- **What the task asks**: In your copy, include every line of the listing below exactly but none of the pictures.

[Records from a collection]
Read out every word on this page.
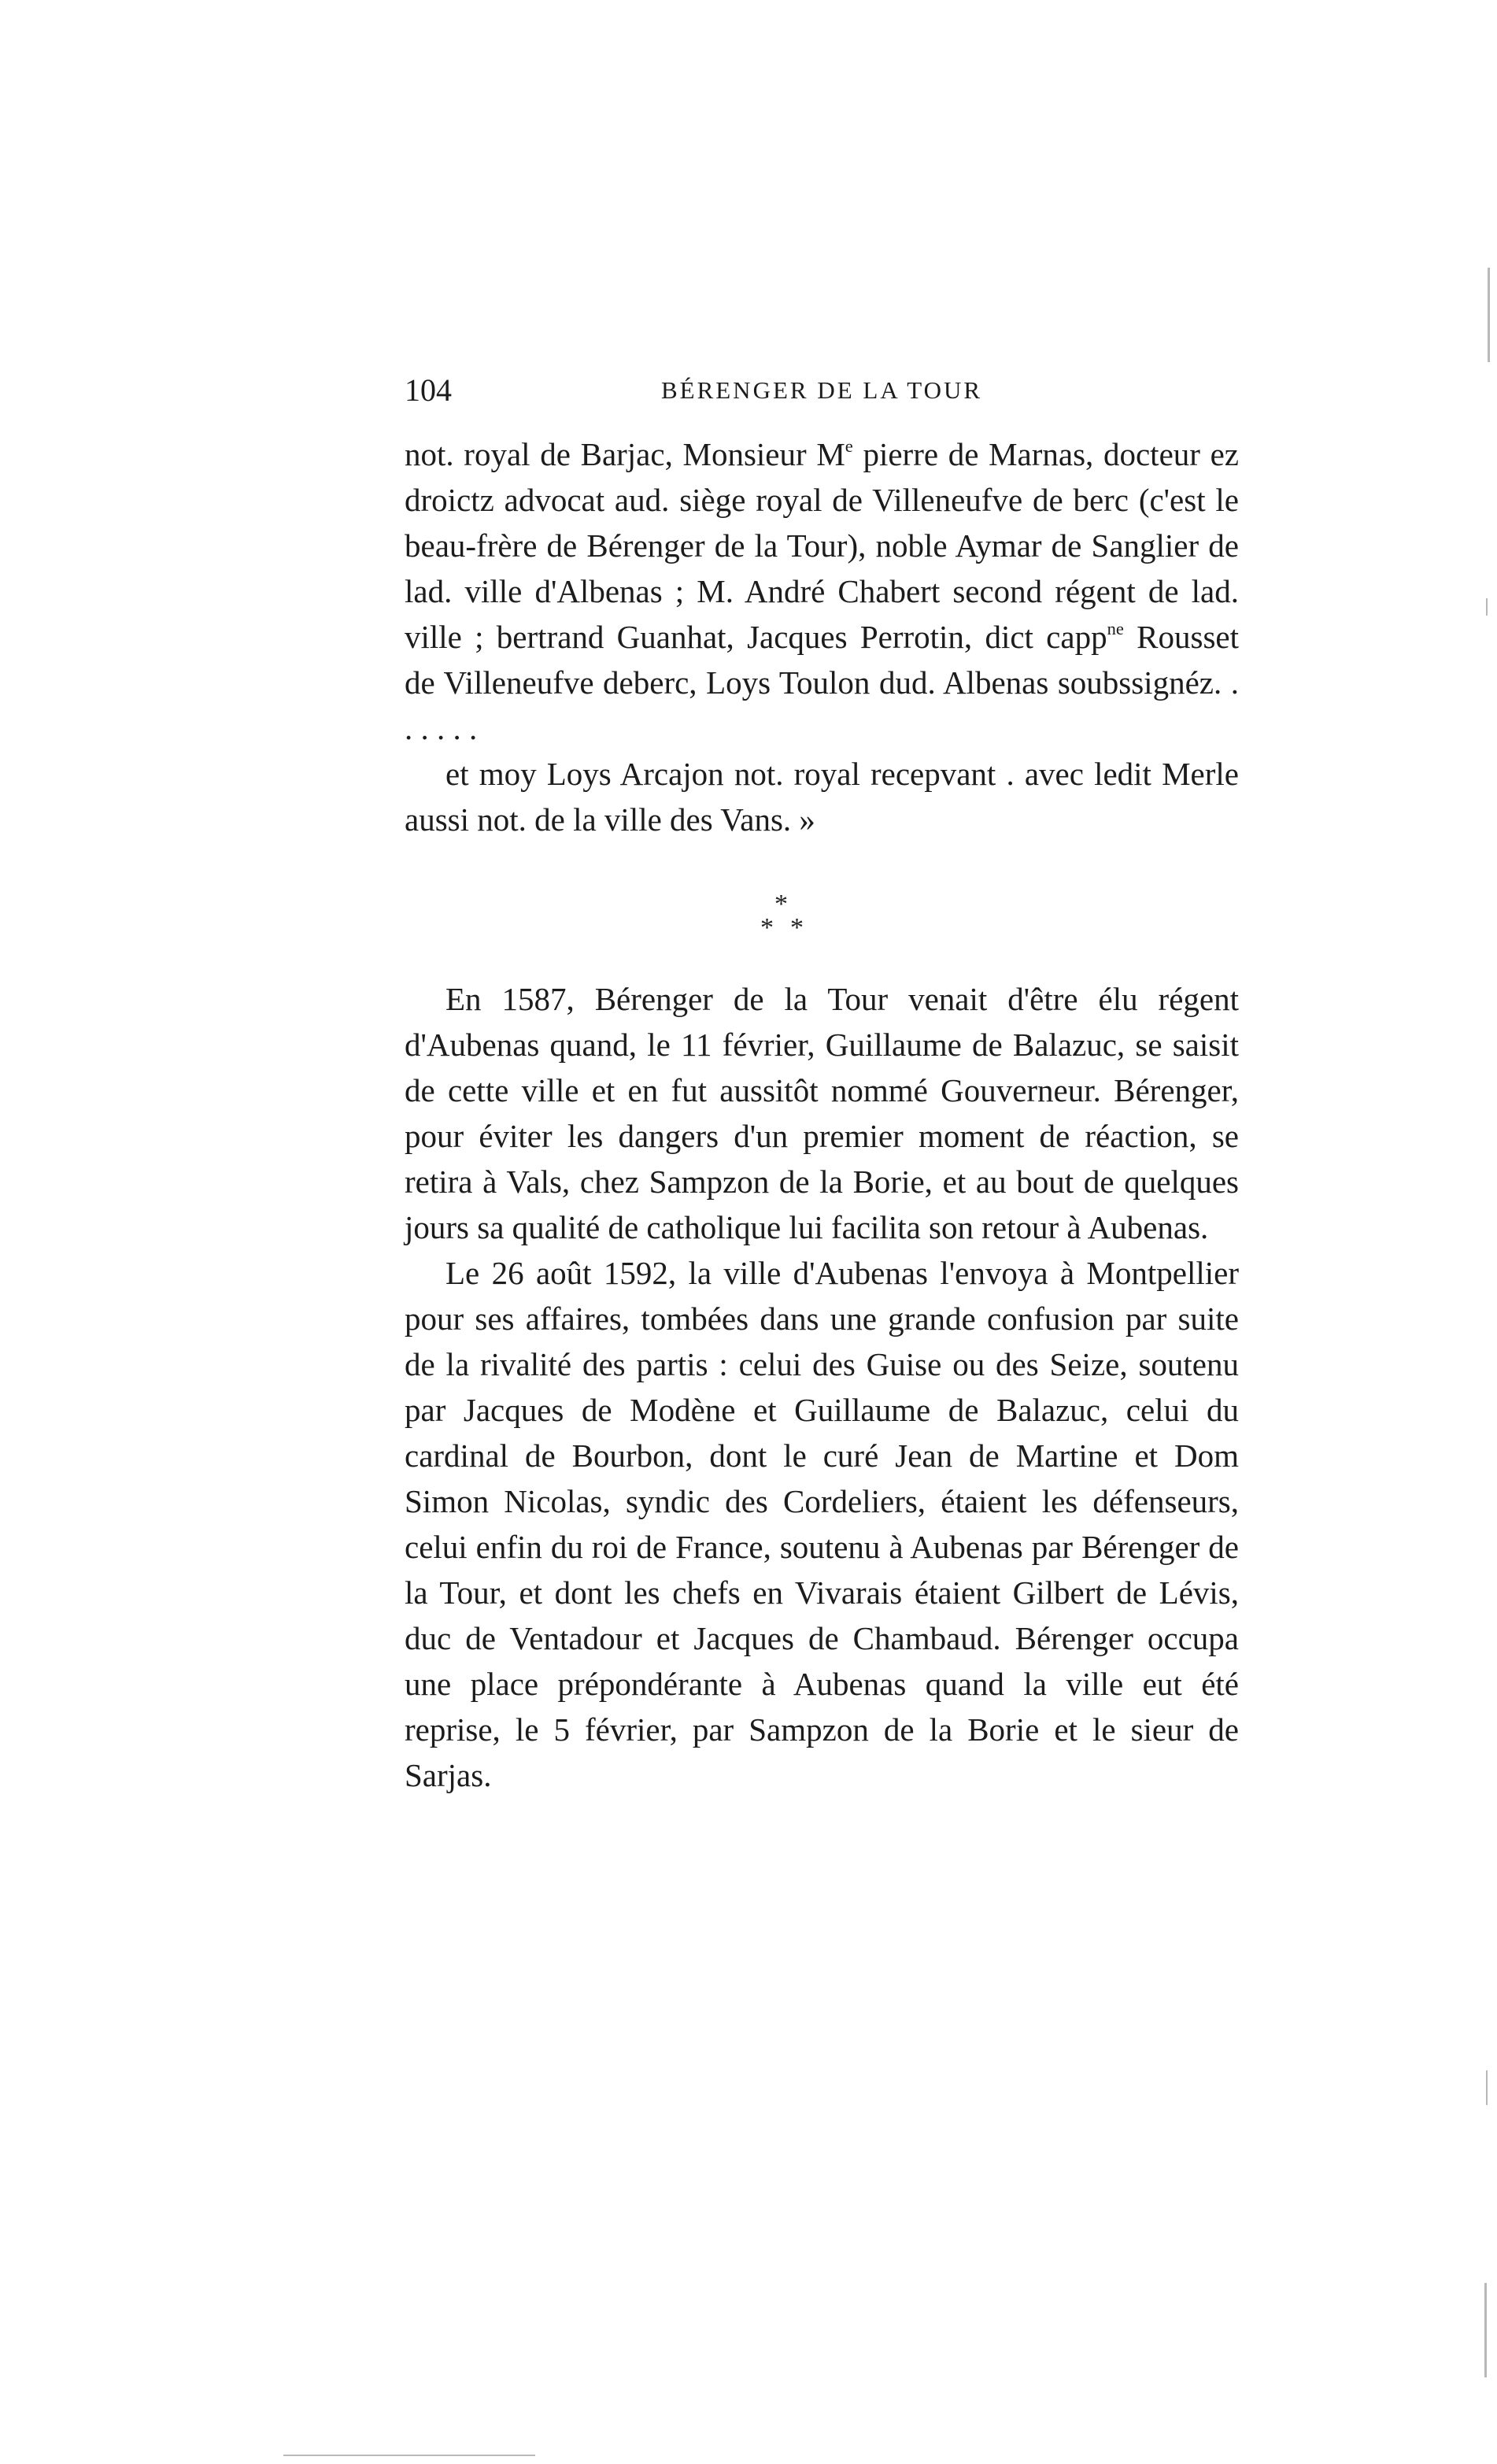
104	BÉRENGER DE LA TOUR

not. royal de Barjac, Monsieur Me pierre de Marnas, docteur ez droictz advocat aud. siège royal de Villeneufve de berc (c'est le beau-frère de Bérenger de la Tour), noble Aymar de Sanglier de lad. ville d'Albenas ; M. André Chabert second régent de lad. ville ; bertrand Guanhat, Jacques Perrotin, dict capp$^{ne}$ Rousset de Villeneufve deberc, Loys Toulon dud. Albenas soubssignéz. . . . . . .

et moy Loys Arcajon not. royal recepvant . avec ledit Merle aussi not. de la ville des Vans. »

*
* *

En 1587, Bérenger de la Tour venait d'être élu régent d'Aubenas quand, le 11 février, Guillaume de Balazuc, se saisit de cette ville et en fut aussitôt nommé Gouverneur. Bérenger, pour éviter les dangers d'un premier moment de réaction, se retira à Vals, chez Sampzon de la Borie, et au bout de quelques jours sa qualité de catholique lui facilita son retour à Aubenas.

Le 26 août 1592, la ville d'Aubenas l'envoya à Montpellier pour ses affaires, tombées dans une grande confusion par suite de la rivalité des partis : celui des Guise ou des Seize, soutenu par Jacques de Modène et Guillaume de Balazuc, celui du cardinal de Bourbon, dont le curé Jean de Martine et Dom Simon Nicolas, syndic des Cordeliers, étaient les défenseurs, celui enfin du roi de France, soutenu à Aubenas par Bérenger de la Tour, et dont les chefs en Vivarais étaient Gilbert de Lévis, duc de Ventadour et Jacques de Chambaud. Bérenger occupa une place prépondérante à Aubenas quand la ville eut été reprise, le 5 février, par Sampzon de la Borie et le sieur de Sarjas.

- **Result**:
Read out every word on this page.
104	BÉRENGER DE LA TOUR

not. royal de Barjac, Monsieur Me pierre de Marnas, docteur ez droictz advocat aud. siège royal de Villeneufve de berc (c'est le beau-frère de Bérenger de la Tour), noble Aymar de Sanglier de lad. ville d'Albenas ; M. André Chabert second régent de lad. ville ; bertrand Guanhat, Jacques Perrotin, dict capp$^{ne}$ Rousset de Villeneufve deberc, Loys Toulon dud. Albenas soubssignéz. . . . . . .

et moy Loys Arcajon not. royal recepvant . avec ledit Merle aussi not. de la ville des Vans. »

*
* *

En 1587, Bérenger de la Tour venait d'être élu régent d'Aubenas quand, le 11 février, Guillaume de Balazuc, se saisit de cette ville et en fut aussitôt nommé Gouverneur. Bérenger, pour éviter les dangers d'un premier moment de réaction, se retira à Vals, chez Sampzon de la Borie, et au bout de quelques jours sa qualité de catholique lui facilita son retour à Aubenas.

Le 26 août 1592, la ville d'Aubenas l'envoya à Montpellier pour ses affaires, tombées dans une grande confusion par suite de la rivalité des partis : celui des Guise ou des Seize, soutenu par Jacques de Modène et Guillaume de Balazuc, celui du cardinal de Bourbon, dont le curé Jean de Martine et Dom Simon Nicolas, syndic des Cordeliers, étaient les défenseurs, celui enfin du roi de France, soutenu à Aubenas par Bérenger de la Tour, et dont les chefs en Vivarais étaient Gilbert de Lévis, duc de Ventadour et Jacques de Chambaud. Bérenger occupa une place prépondérante à Aubenas quand la ville eut été reprise, le 5 février, par Sampzon de la Borie et le sieur de Sarjas.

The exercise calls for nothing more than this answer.